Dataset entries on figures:
■ ■ ■ ■ ■

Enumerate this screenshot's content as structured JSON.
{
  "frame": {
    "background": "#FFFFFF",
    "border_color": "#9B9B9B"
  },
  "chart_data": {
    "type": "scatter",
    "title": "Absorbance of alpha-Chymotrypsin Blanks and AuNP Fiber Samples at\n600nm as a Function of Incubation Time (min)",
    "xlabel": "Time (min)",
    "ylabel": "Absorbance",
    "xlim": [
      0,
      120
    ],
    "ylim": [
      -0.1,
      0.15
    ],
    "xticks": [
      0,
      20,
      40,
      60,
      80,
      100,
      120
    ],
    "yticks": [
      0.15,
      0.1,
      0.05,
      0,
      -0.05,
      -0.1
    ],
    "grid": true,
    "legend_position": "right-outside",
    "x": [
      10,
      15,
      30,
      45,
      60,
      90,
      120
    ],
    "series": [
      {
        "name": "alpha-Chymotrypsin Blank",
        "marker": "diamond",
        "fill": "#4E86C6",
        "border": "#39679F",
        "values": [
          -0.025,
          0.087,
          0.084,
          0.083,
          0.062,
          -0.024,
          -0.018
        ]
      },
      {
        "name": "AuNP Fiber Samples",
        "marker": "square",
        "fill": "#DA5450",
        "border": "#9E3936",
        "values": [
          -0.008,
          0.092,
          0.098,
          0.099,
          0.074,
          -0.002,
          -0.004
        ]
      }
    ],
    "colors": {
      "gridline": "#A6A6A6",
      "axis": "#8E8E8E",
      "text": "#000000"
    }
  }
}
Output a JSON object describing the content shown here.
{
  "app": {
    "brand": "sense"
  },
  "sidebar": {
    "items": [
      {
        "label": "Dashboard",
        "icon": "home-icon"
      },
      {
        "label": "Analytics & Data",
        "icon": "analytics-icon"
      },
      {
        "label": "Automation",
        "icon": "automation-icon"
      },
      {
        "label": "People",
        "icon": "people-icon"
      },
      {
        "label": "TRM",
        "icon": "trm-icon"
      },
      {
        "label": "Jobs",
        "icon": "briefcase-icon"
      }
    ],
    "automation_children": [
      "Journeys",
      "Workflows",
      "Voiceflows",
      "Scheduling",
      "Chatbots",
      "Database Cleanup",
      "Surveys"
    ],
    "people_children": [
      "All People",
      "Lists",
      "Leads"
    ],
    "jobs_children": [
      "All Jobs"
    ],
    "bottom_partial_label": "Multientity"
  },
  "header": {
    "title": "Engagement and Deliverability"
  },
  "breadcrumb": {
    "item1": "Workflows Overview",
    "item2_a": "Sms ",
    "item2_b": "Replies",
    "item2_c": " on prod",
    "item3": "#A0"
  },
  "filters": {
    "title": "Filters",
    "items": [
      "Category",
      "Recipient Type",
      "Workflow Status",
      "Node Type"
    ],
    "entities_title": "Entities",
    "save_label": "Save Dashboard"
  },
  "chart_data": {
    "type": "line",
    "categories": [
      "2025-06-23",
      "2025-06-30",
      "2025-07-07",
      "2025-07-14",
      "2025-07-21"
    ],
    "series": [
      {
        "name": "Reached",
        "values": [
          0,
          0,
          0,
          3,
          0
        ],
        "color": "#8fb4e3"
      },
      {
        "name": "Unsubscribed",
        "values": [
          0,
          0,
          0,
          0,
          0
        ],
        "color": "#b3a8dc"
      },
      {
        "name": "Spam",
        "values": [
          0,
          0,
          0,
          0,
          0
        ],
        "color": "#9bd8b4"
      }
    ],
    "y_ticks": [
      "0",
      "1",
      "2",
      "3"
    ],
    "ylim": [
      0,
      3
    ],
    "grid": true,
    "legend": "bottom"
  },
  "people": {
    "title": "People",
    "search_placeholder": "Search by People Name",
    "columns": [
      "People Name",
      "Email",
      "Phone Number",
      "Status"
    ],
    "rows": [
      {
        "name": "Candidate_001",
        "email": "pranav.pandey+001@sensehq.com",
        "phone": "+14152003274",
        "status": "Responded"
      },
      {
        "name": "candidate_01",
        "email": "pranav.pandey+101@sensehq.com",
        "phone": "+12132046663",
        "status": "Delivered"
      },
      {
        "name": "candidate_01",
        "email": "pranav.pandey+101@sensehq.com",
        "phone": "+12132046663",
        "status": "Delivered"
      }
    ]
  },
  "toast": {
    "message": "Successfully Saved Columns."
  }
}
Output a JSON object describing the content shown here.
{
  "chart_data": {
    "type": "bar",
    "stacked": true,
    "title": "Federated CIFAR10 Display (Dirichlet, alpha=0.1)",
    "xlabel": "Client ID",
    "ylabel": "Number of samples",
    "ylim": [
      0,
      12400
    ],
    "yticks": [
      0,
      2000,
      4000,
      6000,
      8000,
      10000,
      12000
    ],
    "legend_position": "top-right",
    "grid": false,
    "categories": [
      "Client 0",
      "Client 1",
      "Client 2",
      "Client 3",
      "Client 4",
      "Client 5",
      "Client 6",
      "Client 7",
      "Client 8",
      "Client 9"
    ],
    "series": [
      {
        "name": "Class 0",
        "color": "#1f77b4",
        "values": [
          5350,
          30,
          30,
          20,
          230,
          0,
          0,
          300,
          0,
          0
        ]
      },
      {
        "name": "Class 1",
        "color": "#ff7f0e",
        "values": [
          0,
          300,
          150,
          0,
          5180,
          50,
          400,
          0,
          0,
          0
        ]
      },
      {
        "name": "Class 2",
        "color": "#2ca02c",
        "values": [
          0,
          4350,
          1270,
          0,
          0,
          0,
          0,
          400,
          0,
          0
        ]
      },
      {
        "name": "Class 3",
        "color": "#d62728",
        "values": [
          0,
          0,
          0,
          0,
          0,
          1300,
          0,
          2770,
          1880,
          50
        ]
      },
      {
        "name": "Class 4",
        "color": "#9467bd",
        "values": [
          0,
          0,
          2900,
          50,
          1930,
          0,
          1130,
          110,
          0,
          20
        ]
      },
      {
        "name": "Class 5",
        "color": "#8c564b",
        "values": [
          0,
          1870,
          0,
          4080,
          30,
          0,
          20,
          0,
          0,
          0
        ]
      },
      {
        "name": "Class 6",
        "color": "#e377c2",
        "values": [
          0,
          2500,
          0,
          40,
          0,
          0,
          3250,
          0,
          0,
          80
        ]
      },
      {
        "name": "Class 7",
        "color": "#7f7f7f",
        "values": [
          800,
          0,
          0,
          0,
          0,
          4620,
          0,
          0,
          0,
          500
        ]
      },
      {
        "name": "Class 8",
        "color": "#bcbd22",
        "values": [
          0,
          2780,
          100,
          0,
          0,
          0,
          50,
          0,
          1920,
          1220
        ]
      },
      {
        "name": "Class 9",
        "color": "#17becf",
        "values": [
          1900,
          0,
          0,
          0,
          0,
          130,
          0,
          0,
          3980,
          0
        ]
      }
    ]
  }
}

■ ■ ■ ■ ■

◆ **What to do**
Among the records above, find each line holding the string "Fiber" and pull it out.

◆ **Right answer**
    "title": "Absorbance of alpha-Chymotrypsin Blanks and AuNP Fiber Samples at\n600nm as a Function of Incubation Time (min)",
        "name": "AuNP Fiber Samples",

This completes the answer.